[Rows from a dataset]
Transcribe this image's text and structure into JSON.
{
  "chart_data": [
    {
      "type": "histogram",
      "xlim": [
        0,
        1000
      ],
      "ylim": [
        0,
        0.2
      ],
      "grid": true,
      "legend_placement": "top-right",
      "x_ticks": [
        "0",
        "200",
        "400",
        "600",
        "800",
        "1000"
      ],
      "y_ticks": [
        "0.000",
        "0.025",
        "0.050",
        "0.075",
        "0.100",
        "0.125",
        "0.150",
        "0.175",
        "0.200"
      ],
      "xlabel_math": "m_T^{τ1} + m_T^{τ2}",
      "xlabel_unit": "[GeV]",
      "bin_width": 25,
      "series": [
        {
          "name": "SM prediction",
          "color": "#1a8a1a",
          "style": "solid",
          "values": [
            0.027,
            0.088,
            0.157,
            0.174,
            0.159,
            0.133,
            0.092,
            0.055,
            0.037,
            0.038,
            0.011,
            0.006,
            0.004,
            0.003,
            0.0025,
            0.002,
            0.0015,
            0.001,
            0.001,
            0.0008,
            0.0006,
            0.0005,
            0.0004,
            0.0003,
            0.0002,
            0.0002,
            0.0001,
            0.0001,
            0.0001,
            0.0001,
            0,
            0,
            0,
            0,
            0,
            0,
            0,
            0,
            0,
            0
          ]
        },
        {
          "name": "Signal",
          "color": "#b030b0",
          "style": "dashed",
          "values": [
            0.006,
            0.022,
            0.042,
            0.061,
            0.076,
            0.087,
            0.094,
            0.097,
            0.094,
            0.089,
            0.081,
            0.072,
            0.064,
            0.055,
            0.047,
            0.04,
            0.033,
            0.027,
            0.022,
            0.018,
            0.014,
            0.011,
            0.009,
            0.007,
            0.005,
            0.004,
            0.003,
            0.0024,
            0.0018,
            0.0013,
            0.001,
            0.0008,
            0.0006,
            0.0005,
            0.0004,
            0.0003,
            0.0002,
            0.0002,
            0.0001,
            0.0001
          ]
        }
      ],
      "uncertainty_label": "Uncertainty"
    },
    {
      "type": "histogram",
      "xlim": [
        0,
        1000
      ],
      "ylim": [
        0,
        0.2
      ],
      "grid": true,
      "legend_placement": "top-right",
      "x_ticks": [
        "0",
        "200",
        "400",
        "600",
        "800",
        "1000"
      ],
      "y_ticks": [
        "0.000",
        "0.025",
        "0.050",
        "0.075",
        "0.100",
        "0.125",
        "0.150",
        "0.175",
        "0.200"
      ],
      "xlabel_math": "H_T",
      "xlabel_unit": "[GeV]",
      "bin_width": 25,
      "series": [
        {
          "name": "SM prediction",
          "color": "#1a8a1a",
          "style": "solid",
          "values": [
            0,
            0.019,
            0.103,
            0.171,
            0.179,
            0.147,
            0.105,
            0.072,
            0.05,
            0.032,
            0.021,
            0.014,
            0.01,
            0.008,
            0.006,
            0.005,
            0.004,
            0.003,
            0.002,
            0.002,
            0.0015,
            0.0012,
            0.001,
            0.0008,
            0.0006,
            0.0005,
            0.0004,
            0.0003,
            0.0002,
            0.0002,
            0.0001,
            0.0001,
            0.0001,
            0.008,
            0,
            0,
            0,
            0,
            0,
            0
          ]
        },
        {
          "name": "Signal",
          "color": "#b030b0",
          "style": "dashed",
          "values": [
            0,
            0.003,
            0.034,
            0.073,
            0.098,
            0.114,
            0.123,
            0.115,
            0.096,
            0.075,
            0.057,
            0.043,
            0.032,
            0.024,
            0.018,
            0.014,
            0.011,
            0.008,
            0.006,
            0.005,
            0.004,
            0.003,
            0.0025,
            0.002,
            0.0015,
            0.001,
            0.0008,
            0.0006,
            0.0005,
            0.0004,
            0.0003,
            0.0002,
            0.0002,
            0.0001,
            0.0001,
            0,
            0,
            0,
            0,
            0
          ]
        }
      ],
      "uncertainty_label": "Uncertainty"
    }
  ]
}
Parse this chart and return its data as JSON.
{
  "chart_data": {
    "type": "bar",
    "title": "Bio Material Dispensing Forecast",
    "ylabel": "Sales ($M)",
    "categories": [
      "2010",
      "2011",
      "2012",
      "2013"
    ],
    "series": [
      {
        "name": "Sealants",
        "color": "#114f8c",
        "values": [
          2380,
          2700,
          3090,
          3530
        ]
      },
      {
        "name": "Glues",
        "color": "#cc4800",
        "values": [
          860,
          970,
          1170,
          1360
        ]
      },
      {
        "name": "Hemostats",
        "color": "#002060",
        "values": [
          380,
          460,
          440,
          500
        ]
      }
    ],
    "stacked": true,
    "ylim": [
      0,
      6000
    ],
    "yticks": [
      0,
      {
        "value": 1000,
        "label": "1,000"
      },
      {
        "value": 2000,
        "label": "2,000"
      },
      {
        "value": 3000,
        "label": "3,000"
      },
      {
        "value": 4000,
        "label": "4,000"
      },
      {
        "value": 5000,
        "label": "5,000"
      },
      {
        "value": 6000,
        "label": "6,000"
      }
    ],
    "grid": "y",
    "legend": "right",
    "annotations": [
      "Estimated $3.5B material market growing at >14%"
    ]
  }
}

▶ _Task objective_
Retype the whole listing, matching it exactly.

▶ _Response_
Transcribe this image's text and structure into JSON.
{
  "chart_data": [
    {
      "type": "histogram",
      "xlim": [
        0,
        1000
      ],
      "ylim": [
        0,
        0.2
      ],
      "grid": true,
      "legend_placement": "top-right",
      "x_ticks": [
        "0",
        "200",
        "400",
        "600",
        "800",
        "1000"
      ],
      "y_ticks": [
        "0.000",
        "0.025",
        "0.050",
        "0.075",
        "0.100",
        "0.125",
        "0.150",
        "0.175",
        "0.200"
      ],
      "xlabel_math": "m_T^{τ1} + m_T^{τ2}",
      "xlabel_unit": "[GeV]",
      "bin_width": 25,
      "series": [
        {
          "name": "SM prediction",
          "color": "#1a8a1a",
          "style": "solid",
          "values": [
            0.027,
            0.088,
            0.157,
            0.174,
            0.159,
            0.133,
            0.092,
            0.055,
            0.037,
            0.038,
            0.011,
            0.006,
            0.004,
            0.003,
            0.0025,
            0.002,
            0.0015,
            0.001,
            0.001,
            0.0008,
            0.0006,
            0.0005,
            0.0004,
            0.0003,
            0.0002,
            0.0002,
            0.0001,
            0.0001,
            0.0001,
            0.0001,
            0,
            0,
            0,
            0,
            0,
            0,
            0,
            0,
            0,
            0
          ]
        },
        {
          "name": "Signal",
          "color": "#b030b0",
          "style": "dashed",
          "values": [
            0.006,
            0.022,
            0.042,
            0.061,
            0.076,
            0.087,
            0.094,
            0.097,
            0.094,
            0.089,
            0.081,
            0.072,
            0.064,
            0.055,
            0.047,
            0.04,
            0.033,
            0.027,
            0.022,
            0.018,
            0.014,
            0.011,
            0.009,
            0.007,
            0.005,
            0.004,
            0.003,
            0.0024,
            0.0018,
            0.0013,
            0.001,
            0.0008,
            0.0006,
            0.0005,
            0.0004,
            0.0003,
            0.0002,
            0.0002,
            0.0001,
            0.0001
          ]
        }
      ],
      "uncertainty_label": "Uncertainty"
    },
    {
      "type": "histogram",
      "xlim": [
        0,
        1000
      ],
      "ylim": [
        0,
        0.2
      ],
      "grid": true,
      "legend_placement": "top-right",
      "x_ticks": [
        "0",
        "200",
        "400",
        "600",
        "800",
        "1000"
      ],
      "y_ticks": [
        "0.000",
        "0.025",
        "0.050",
        "0.075",
        "0.100",
        "0.125",
        "0.150",
        "0.175",
        "0.200"
      ],
      "xlabel_math": "H_T",
      "xlabel_unit": "[GeV]",
      "bin_width": 25,
      "series": [
        {
          "name": "SM prediction",
          "color": "#1a8a1a",
          "style": "solid",
          "values": [
            0,
            0.019,
            0.103,
            0.171,
            0.179,
            0.147,
            0.105,
            0.072,
            0.05,
            0.032,
            0.021,
            0.014,
            0.01,
            0.008,
            0.006,
            0.005,
            0.004,
            0.003,
            0.002,
            0.002,
            0.0015,
            0.0012,
            0.001,
            0.0008,
            0.0006,
            0.0005,
            0.0004,
            0.0003,
            0.0002,
            0.0002,
            0.0001,
            0.0001,
            0.0001,
            0.008,
            0,
            0,
            0,
            0,
            0,
            0
          ]
        },
        {
          "name": "Signal",
          "color": "#b030b0",
          "style": "dashed",
          "values": [
            0,
            0.003,
            0.034,
            0.073,
            0.098,
            0.114,
            0.123,
            0.115,
            0.096,
            0.075,
            0.057,
            0.043,
            0.032,
            0.024,
            0.018,
            0.014,
            0.011,
            0.008,
            0.006,
            0.005,
            0.004,
            0.003,
            0.0025,
            0.002,
            0.0015,
            0.001,
            0.0008,
            0.0006,
            0.0005,
            0.0004,
            0.0003,
            0.0002,
            0.0002,
            0.0001,
            0.0001,
            0,
            0,
            0,
            0,
            0
          ]
        }
      ],
      "uncertainty_label": "Uncertainty"
    }
  ]
}
Parse this chart and return its data as JSON.
{
  "chart_data": {
    "type": "bar",
    "title": "Bio Material Dispensing Forecast",
    "ylabel": "Sales ($M)",
    "categories": [
      "2010",
      "2011",
      "2012",
      "2013"
    ],
    "series": [
      {
        "name": "Sealants",
        "color": "#114f8c",
        "values": [
          2380,
          2700,
          3090,
          3530
        ]
      },
      {
        "name": "Glues",
        "color": "#cc4800",
        "values": [
          860,
          970,
          1170,
          1360
        ]
      },
      {
        "name": "Hemostats",
        "color": "#002060",
        "values": [
          380,
          460,
          440,
          500
        ]
      }
    ],
    "stacked": true,
    "ylim": [
      0,
      6000
    ],
    "yticks": [
      0,
      {
        "value": 1000,
        "label": "1,000"
      },
      {
        "value": 2000,
        "label": "2,000"
      },
      {
        "value": 3000,
        "label": "3,000"
      },
      {
        "value": 4000,
        "label": "4,000"
      },
      {
        "value": 5000,
        "label": "5,000"
      },
      {
        "value": 6000,
        "label": "6,000"
      }
    ],
    "grid": "y",
    "legend": "right",
    "annotations": [
      "Estimated $3.5B material market growing at >14%"
    ]
  }
}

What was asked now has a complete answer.